WHAT TO WORK ON: Where a line of the material contains the string "name", copy that line.

***

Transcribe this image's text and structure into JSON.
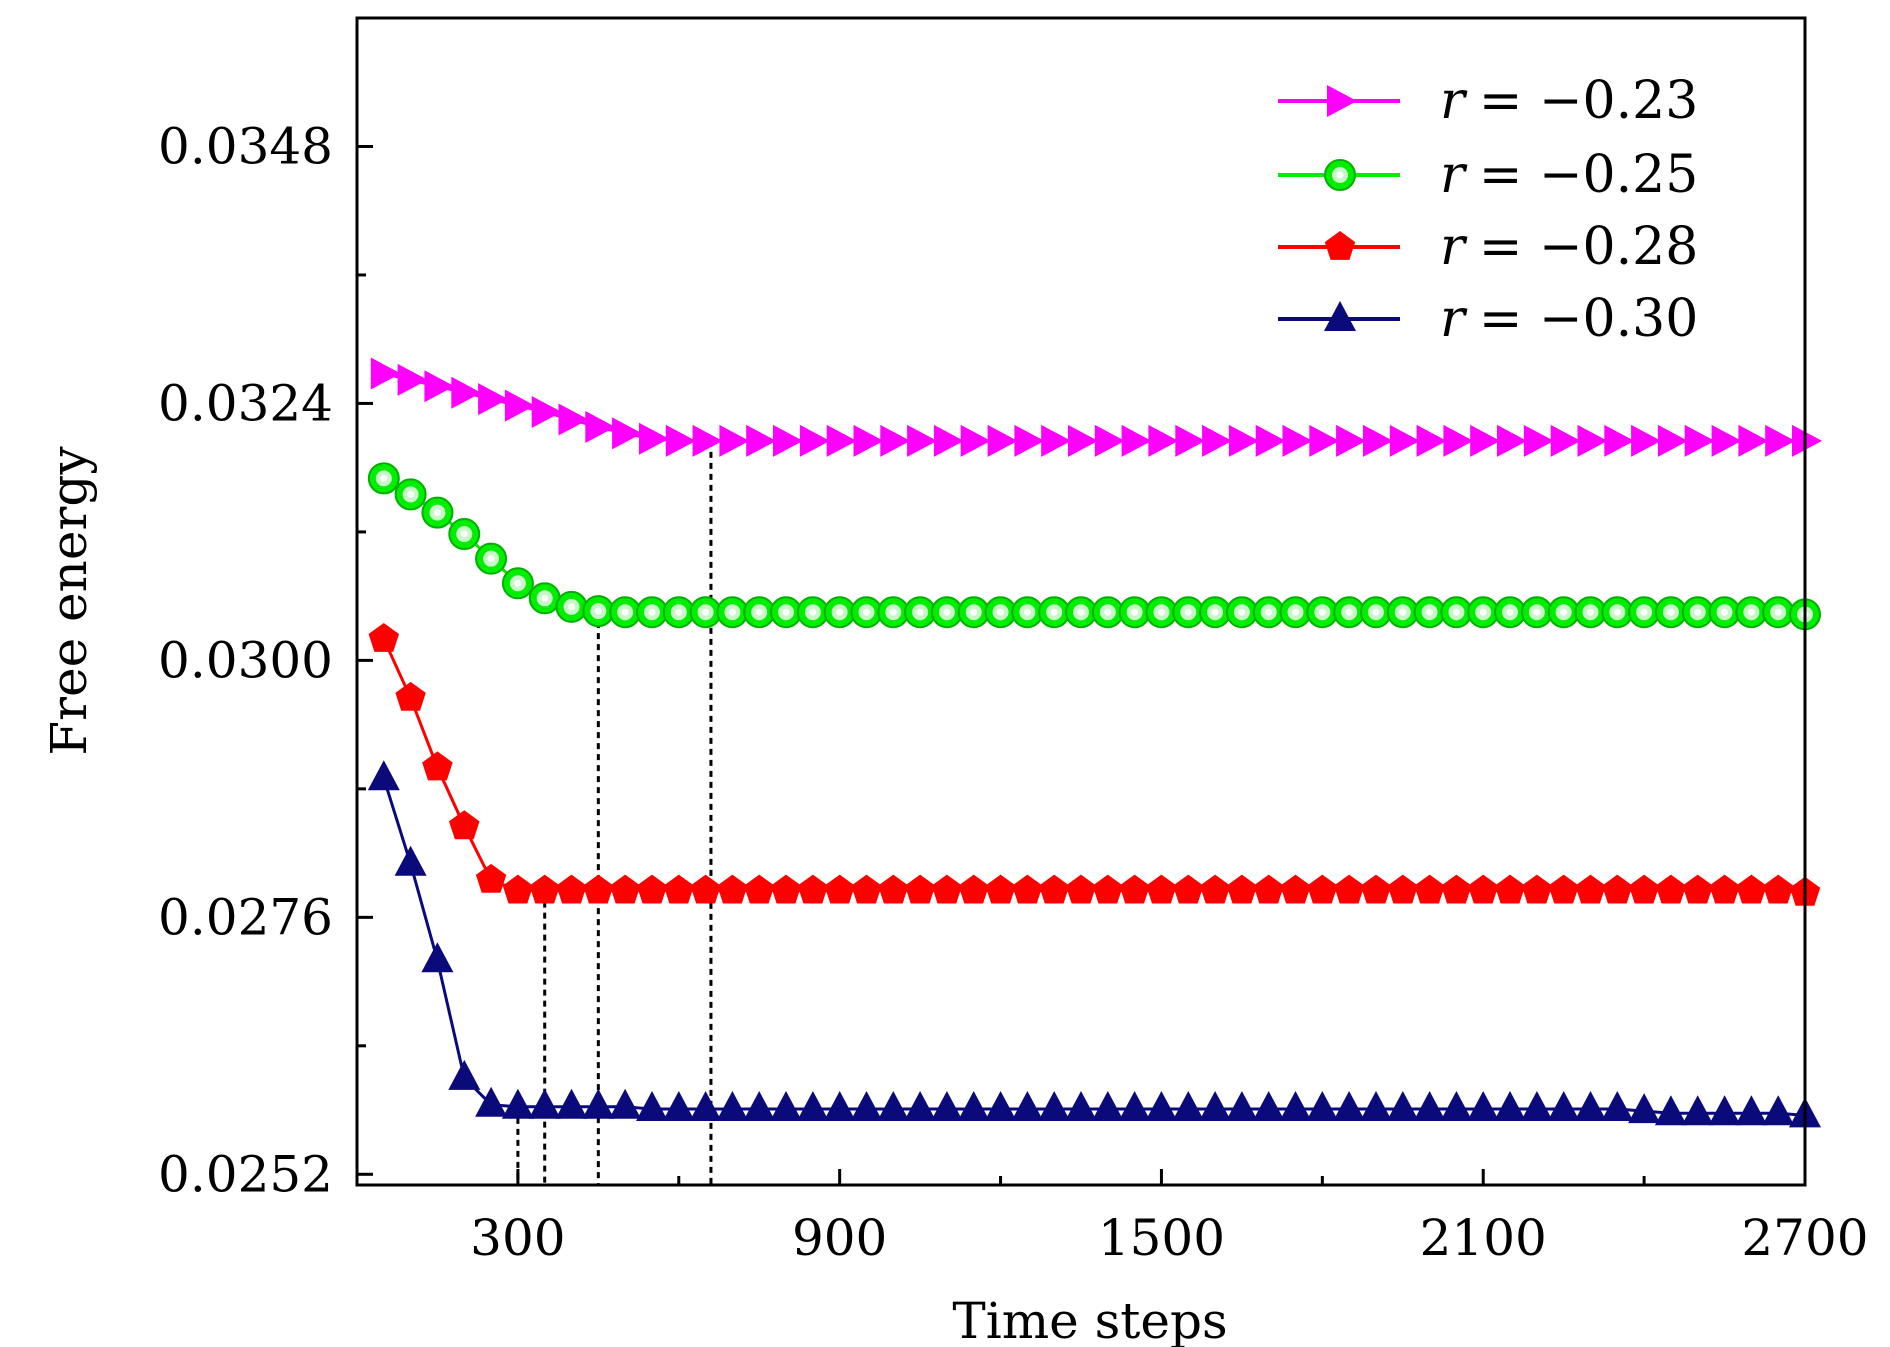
{
  "chart_data": {
    "type": "line",
    "title": "",
    "xlabel": "Time steps",
    "ylabel": "Free energy",
    "xlim": [
      0,
      2700
    ],
    "ylim": [
      0.0251,
      0.036
    ],
    "xticks": [
      300,
      900,
      1500,
      2100,
      2700
    ],
    "xtick_labels": [
      "300",
      "900",
      "1500",
      "2100",
      "2700"
    ],
    "xminor_ticks": [
      600,
      1200,
      1800,
      2400
    ],
    "yticks": [
      0.0252,
      0.0276,
      0.03,
      0.0324,
      0.0348
    ],
    "ytick_labels": [
      "0.0252",
      "0.0276",
      "0.0300",
      "0.0324",
      "0.0348"
    ],
    "yminor_ticks": [
      0.0264,
      0.0288,
      0.0312,
      0.0336
    ],
    "legend_position": "top-right",
    "x": [
      50,
      100,
      150,
      200,
      250,
      300,
      350,
      400,
      450,
      500,
      550,
      600,
      650,
      700,
      750,
      800,
      850,
      900,
      950,
      1000,
      1050,
      1100,
      1150,
      1200,
      1250,
      1300,
      1350,
      1400,
      1450,
      1500,
      1550,
      1600,
      1650,
      1700,
      1750,
      1800,
      1850,
      1900,
      1950,
      2000,
      2050,
      2100,
      2150,
      2200,
      2250,
      2300,
      2350,
      2400,
      2450,
      2500,
      2550,
      2600,
      2650,
      2700
    ],
    "series": [
      {
        "name": "r = -0.23",
        "legend_prefix": "r",
        "legend_value": "= −0.23",
        "color": "#ff00ff",
        "marker": "triangle-right",
        "values": [
          0.03268,
          0.03262,
          0.03256,
          0.0325,
          0.03244,
          0.03238,
          0.03232,
          0.03225,
          0.03218,
          0.03212,
          0.03207,
          0.03205,
          0.03205,
          0.03205,
          0.03205,
          0.03205,
          0.03205,
          0.03205,
          0.03205,
          0.03205,
          0.03205,
          0.03205,
          0.03205,
          0.03205,
          0.03205,
          0.03205,
          0.03205,
          0.03205,
          0.03205,
          0.03205,
          0.03205,
          0.03205,
          0.03205,
          0.03205,
          0.03205,
          0.03205,
          0.03205,
          0.03205,
          0.03205,
          0.03205,
          0.03205,
          0.03205,
          0.03205,
          0.03205,
          0.03205,
          0.03205,
          0.03205,
          0.03205,
          0.03205,
          0.03205,
          0.03205,
          0.03205,
          0.03205,
          0.03205
        ]
      },
      {
        "name": "r = -0.25",
        "legend_prefix": "r",
        "legend_value": "= −0.25",
        "color": "#00ee00",
        "marker": "circle",
        "values": [
          0.0317,
          0.03155,
          0.03138,
          0.03118,
          0.03095,
          0.03072,
          0.03058,
          0.0305,
          0.03046,
          0.03045,
          0.03045,
          0.03045,
          0.03045,
          0.03045,
          0.03045,
          0.03045,
          0.03045,
          0.03045,
          0.03045,
          0.03045,
          0.03045,
          0.03045,
          0.03045,
          0.03045,
          0.03045,
          0.03045,
          0.03045,
          0.03045,
          0.03045,
          0.03045,
          0.03045,
          0.03045,
          0.03045,
          0.03045,
          0.03045,
          0.03045,
          0.03045,
          0.03045,
          0.03045,
          0.03045,
          0.03045,
          0.03045,
          0.03045,
          0.03045,
          0.03045,
          0.03045,
          0.03045,
          0.03045,
          0.03045,
          0.03045,
          0.03045,
          0.03045,
          0.03045,
          0.03043
        ]
      },
      {
        "name": "r = -0.28",
        "legend_prefix": "r",
        "legend_value": "= −0.28",
        "color": "#ff0000",
        "marker": "pentagon",
        "values": [
          0.0302,
          0.02965,
          0.029,
          0.02845,
          0.02795,
          0.02785,
          0.02785,
          0.02785,
          0.02785,
          0.02785,
          0.02785,
          0.02785,
          0.02785,
          0.02785,
          0.02785,
          0.02785,
          0.02785,
          0.02785,
          0.02785,
          0.02785,
          0.02785,
          0.02785,
          0.02785,
          0.02785,
          0.02785,
          0.02785,
          0.02785,
          0.02785,
          0.02785,
          0.02785,
          0.02785,
          0.02785,
          0.02785,
          0.02785,
          0.02785,
          0.02785,
          0.02785,
          0.02785,
          0.02785,
          0.02785,
          0.02785,
          0.02785,
          0.02785,
          0.02785,
          0.02785,
          0.02785,
          0.02785,
          0.02785,
          0.02785,
          0.02785,
          0.02785,
          0.02785,
          0.02785,
          0.02783
        ]
      },
      {
        "name": "r = -0.30",
        "legend_prefix": "r",
        "legend_value": "= −0.30",
        "color": "#0a0a7a",
        "marker": "triangle-up",
        "values": [
          0.0289,
          0.0281,
          0.0272,
          0.0261,
          0.02585,
          0.02583,
          0.02583,
          0.02583,
          0.02583,
          0.02583,
          0.02581,
          0.02581,
          0.02581,
          0.02581,
          0.02581,
          0.02581,
          0.02581,
          0.02581,
          0.02581,
          0.02581,
          0.02581,
          0.02581,
          0.02581,
          0.02581,
          0.02581,
          0.02581,
          0.02581,
          0.02581,
          0.02581,
          0.02581,
          0.02581,
          0.02581,
          0.02581,
          0.02581,
          0.02581,
          0.02581,
          0.02581,
          0.02581,
          0.02581,
          0.02581,
          0.02581,
          0.02581,
          0.02581,
          0.02581,
          0.02581,
          0.02581,
          0.02581,
          0.02579,
          0.02577,
          0.02577,
          0.02577,
          0.02577,
          0.02577,
          0.02575
        ]
      }
    ],
    "convergence_markers": [
      {
        "x": 300,
        "y": 0.02583
      },
      {
        "x": 350,
        "y": 0.02785
      },
      {
        "x": 450,
        "y": 0.03046
      },
      {
        "x": 660,
        "y": 0.03205
      }
    ]
  }
}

***

WRITTEN SOLUTION:
        "name": "r = -0.23",
        "name": "r = -0.25",
        "name": "r = -0.28",
        "name": "r = -0.30",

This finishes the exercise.